Input rows:

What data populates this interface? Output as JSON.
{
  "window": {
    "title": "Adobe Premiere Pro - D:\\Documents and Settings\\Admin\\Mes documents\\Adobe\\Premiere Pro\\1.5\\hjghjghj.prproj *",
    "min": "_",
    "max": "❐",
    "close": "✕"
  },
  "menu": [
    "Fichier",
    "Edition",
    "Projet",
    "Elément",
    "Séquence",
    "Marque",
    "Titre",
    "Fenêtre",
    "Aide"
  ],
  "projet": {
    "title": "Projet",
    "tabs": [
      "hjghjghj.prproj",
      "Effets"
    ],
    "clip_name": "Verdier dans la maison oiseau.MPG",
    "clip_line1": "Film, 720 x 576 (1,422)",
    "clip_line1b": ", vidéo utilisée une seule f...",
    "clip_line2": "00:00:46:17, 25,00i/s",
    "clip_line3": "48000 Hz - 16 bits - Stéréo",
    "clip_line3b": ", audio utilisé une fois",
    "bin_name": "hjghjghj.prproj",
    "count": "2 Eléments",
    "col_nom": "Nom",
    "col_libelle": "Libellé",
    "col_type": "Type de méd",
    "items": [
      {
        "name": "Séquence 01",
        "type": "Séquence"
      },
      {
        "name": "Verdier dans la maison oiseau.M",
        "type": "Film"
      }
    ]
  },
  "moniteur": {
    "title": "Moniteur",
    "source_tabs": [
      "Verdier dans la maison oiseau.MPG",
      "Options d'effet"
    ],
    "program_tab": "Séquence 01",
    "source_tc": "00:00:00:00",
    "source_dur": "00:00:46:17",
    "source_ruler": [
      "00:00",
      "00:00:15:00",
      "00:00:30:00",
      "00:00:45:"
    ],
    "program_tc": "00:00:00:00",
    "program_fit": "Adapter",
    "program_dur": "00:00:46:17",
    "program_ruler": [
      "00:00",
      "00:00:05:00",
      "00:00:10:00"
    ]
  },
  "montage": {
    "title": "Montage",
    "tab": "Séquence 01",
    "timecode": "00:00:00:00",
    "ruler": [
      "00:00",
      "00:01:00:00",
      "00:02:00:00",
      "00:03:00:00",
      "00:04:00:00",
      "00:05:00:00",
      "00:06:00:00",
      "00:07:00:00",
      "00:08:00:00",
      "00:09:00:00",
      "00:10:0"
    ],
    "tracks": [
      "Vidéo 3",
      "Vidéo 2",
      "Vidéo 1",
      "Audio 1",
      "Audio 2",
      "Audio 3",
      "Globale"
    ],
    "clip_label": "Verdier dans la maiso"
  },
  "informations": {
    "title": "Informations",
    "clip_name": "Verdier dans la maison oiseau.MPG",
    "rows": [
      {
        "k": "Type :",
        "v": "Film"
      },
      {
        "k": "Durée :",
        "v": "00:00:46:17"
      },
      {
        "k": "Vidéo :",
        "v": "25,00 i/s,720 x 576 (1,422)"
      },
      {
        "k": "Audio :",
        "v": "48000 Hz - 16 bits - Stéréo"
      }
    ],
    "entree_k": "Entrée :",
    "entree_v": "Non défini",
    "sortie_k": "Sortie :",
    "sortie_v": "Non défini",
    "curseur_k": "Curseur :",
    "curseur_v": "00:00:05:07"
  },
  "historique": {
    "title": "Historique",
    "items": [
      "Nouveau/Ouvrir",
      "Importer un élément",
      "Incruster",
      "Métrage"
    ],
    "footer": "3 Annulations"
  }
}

What is required: Your task is to quote all of the data word for word.

The solution:
What data populates this interface? Output as JSON.
{
  "window": {
    "title": "Adobe Premiere Pro - D:\\Documents and Settings\\Admin\\Mes documents\\Adobe\\Premiere Pro\\1.5\\hjghjghj.prproj *",
    "min": "_",
    "max": "❐",
    "close": "✕"
  },
  "menu": [
    "Fichier",
    "Edition",
    "Projet",
    "Elément",
    "Séquence",
    "Marque",
    "Titre",
    "Fenêtre",
    "Aide"
  ],
  "projet": {
    "title": "Projet",
    "tabs": [
      "hjghjghj.prproj",
      "Effets"
    ],
    "clip_name": "Verdier dans la maison oiseau.MPG",
    "clip_line1": "Film, 720 x 576 (1,422)",
    "clip_line1b": ", vidéo utilisée une seule f...",
    "clip_line2": "00:00:46:17, 25,00i/s",
    "clip_line3": "48000 Hz - 16 bits - Stéréo",
    "clip_line3b": ", audio utilisé une fois",
    "bin_name": "hjghjghj.prproj",
    "count": "2 Eléments",
    "col_nom": "Nom",
    "col_libelle": "Libellé",
    "col_type": "Type de méd",
    "items": [
      {
        "name": "Séquence 01",
        "type": "Séquence"
      },
      {
        "name": "Verdier dans la maison oiseau.M",
        "type": "Film"
      }
    ]
  },
  "moniteur": {
    "title": "Moniteur",
    "source_tabs": [
      "Verdier dans la maison oiseau.MPG",
      "Options d'effet"
    ],
    "program_tab": "Séquence 01",
    "source_tc": "00:00:00:00",
    "source_dur": "00:00:46:17",
    "source_ruler": [
      "00:00",
      "00:00:15:00",
      "00:00:30:00",
      "00:00:45:"
    ],
    "program_tc": "00:00:00:00",
    "program_fit": "Adapter",
    "program_dur": "00:00:46:17",
    "program_ruler": [
      "00:00",
      "00:00:05:00",
      "00:00:10:00"
    ]
  },
  "montage": {
    "title": "Montage",
    "tab": "Séquence 01",
    "timecode": "00:00:00:00",
    "ruler": [
      "00:00",
      "00:01:00:00",
      "00:02:00:00",
      "00:03:00:00",
      "00:04:00:00",
      "00:05:00:00",
      "00:06:00:00",
      "00:07:00:00",
      "00:08:00:00",
      "00:09:00:00",
      "00:10:0"
    ],
    "tracks": [
      "Vidéo 3",
      "Vidéo 2",
      "Vidéo 1",
      "Audio 1",
      "Audio 2",
      "Audio 3",
      "Globale"
    ],
    "clip_label": "Verdier dans la maiso"
  },
  "informations": {
    "title": "Informations",
    "clip_name": "Verdier dans la maison oiseau.MPG",
    "rows": [
      {
        "k": "Type :",
        "v": "Film"
      },
      {
        "k": "Durée :",
        "v": "00:00:46:17"
      },
      {
        "k": "Vidéo :",
        "v": "25,00 i/s,720 x 576 (1,422)"
      },
      {
        "k": "Audio :",
        "v": "48000 Hz - 16 bits - Stéréo"
      }
    ],
    "entree_k": "Entrée :",
    "entree_v": "Non défini",
    "sortie_k": "Sortie :",
    "sortie_v": "Non défini",
    "curseur_k": "Curseur :",
    "curseur_v": "00:00:05:07"
  },
  "historique": {
    "title": "Historique",
    "items": [
      "Nouveau/Ouvrir",
      "Importer un élément",
      "Incruster",
      "Métrage"
    ],
    "footer": "3 Annulations"
  }
}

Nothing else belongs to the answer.